### INFORMATION SUPPLIED

━━━━

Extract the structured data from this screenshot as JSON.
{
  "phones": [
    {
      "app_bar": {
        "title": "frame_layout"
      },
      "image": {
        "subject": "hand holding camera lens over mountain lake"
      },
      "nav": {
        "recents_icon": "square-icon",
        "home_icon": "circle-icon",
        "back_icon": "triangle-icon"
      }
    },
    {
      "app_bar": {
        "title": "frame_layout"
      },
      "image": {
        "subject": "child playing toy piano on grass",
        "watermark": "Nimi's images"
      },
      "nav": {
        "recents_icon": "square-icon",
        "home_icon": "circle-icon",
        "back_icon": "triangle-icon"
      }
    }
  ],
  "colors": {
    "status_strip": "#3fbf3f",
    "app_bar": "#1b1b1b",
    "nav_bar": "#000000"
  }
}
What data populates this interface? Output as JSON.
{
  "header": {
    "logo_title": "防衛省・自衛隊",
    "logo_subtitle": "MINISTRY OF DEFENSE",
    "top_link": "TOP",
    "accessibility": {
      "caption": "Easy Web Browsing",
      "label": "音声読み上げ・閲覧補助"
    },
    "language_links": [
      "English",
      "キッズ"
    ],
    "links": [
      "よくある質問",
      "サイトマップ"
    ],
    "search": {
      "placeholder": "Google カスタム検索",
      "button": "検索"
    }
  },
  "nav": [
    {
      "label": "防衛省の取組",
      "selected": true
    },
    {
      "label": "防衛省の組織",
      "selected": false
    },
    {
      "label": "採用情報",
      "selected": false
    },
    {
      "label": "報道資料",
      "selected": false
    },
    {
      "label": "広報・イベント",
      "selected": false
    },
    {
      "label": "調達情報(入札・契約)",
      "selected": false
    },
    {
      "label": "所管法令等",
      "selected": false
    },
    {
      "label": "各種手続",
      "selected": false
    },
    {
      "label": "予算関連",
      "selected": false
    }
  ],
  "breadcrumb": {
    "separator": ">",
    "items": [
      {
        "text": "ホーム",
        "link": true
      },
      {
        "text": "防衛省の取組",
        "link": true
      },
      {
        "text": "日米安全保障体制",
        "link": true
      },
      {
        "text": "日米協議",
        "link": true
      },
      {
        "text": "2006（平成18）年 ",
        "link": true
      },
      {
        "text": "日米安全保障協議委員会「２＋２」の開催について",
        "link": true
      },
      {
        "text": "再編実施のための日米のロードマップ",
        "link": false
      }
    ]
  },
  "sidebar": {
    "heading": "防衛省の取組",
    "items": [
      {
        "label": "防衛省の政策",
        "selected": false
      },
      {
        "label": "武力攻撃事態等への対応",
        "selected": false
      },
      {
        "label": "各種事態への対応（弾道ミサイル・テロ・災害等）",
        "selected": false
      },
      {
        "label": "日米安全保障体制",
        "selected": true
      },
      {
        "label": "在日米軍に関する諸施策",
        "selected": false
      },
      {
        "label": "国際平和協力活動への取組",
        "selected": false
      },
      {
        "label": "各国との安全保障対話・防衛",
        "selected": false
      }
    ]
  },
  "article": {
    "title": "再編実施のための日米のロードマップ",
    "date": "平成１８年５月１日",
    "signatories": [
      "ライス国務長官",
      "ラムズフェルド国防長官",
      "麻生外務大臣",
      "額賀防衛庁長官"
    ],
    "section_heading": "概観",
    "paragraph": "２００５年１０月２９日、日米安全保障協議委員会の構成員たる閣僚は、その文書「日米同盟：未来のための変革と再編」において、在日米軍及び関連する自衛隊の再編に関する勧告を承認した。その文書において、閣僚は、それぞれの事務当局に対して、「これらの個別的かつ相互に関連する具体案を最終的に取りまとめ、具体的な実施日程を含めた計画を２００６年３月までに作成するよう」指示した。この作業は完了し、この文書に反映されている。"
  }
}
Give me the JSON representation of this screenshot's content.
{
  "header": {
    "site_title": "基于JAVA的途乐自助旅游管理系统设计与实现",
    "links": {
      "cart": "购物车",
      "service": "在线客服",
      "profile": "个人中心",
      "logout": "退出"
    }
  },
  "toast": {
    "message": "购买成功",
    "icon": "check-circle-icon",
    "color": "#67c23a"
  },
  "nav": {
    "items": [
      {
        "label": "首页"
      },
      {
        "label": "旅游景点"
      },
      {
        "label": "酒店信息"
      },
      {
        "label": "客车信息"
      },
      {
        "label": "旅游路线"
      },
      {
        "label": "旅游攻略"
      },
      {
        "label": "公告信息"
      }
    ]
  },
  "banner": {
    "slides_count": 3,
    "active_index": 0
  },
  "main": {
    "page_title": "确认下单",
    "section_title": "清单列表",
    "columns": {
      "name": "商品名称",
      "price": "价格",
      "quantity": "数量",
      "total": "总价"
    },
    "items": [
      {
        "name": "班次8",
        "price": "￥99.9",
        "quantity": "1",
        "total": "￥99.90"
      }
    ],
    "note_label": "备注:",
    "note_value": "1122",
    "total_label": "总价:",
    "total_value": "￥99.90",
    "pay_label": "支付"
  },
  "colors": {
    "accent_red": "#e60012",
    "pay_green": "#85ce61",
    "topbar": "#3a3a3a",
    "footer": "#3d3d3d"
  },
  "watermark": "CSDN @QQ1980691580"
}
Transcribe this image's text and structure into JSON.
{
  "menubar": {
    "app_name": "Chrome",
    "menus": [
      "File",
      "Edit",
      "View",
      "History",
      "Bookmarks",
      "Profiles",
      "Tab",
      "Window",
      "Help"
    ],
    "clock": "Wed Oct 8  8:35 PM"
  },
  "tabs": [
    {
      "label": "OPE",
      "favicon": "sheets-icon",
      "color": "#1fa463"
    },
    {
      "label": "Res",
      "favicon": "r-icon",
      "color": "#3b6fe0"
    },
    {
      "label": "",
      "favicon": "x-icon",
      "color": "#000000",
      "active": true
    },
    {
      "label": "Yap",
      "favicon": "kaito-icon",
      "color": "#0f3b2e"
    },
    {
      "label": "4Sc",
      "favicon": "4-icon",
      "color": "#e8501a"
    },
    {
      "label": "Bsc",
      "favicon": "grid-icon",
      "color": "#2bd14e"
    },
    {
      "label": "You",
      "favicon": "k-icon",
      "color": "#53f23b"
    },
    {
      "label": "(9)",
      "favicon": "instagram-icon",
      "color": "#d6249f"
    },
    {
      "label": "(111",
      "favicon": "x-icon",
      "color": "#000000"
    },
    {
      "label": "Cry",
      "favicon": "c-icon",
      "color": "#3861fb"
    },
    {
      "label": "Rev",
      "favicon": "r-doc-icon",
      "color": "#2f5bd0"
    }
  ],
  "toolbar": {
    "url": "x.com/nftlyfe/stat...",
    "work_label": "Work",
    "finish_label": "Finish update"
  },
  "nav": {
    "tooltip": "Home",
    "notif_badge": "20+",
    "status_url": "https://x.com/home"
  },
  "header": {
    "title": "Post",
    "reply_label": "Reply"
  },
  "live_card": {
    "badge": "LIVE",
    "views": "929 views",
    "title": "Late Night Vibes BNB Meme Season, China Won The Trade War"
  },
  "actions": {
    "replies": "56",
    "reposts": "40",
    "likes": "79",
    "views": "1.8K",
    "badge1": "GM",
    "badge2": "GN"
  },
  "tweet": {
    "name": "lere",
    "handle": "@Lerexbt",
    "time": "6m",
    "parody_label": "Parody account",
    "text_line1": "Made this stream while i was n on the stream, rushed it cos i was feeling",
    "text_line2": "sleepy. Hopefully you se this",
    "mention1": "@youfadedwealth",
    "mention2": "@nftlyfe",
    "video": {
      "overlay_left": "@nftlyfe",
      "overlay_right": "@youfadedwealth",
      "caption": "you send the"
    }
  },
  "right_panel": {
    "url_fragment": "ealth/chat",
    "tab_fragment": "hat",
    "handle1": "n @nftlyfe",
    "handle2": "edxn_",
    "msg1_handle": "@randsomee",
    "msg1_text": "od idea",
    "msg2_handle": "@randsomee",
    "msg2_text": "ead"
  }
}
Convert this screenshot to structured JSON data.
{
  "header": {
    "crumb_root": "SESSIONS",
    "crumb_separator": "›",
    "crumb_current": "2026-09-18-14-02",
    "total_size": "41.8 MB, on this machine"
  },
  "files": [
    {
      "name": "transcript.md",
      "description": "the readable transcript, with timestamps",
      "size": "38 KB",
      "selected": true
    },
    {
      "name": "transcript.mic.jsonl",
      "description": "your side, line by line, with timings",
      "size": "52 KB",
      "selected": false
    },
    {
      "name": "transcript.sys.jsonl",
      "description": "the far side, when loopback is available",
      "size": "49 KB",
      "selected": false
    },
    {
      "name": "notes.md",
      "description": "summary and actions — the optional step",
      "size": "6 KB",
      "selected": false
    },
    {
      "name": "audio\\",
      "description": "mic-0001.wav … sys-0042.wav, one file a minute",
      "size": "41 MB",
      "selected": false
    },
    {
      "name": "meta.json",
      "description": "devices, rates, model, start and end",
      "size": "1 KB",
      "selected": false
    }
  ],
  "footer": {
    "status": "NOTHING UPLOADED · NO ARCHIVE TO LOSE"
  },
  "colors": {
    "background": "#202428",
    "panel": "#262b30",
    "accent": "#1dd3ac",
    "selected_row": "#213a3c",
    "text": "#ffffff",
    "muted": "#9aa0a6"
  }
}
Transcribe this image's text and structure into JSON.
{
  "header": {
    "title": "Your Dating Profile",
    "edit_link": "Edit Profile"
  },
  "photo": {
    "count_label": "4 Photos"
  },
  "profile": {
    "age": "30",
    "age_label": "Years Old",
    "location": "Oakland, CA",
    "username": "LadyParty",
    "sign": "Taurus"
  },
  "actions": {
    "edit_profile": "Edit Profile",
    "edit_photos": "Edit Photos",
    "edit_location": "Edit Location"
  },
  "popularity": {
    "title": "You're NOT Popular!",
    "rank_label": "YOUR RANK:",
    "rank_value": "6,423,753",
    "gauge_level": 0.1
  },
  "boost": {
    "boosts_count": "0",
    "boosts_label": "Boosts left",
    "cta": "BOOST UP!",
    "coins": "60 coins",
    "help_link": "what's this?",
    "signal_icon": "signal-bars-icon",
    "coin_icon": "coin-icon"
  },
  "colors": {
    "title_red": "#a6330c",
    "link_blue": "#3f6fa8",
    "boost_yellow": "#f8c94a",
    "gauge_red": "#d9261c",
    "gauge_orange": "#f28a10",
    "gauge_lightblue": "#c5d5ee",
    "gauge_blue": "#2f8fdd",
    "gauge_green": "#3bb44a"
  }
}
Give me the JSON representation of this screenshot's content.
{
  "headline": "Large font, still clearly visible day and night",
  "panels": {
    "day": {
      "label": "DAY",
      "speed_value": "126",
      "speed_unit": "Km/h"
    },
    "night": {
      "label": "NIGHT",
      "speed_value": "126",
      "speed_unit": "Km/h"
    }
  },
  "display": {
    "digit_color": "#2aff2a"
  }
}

━━━━

### EXERCISE REQUIREMENTS
Search the lines for the string "防衛省の取組" and copy every line that has it.

### WRITTEN RESPONSE
      "label": "防衛省の取組",
        "text": "防衛省の取組",
    "heading": "防衛省の取組",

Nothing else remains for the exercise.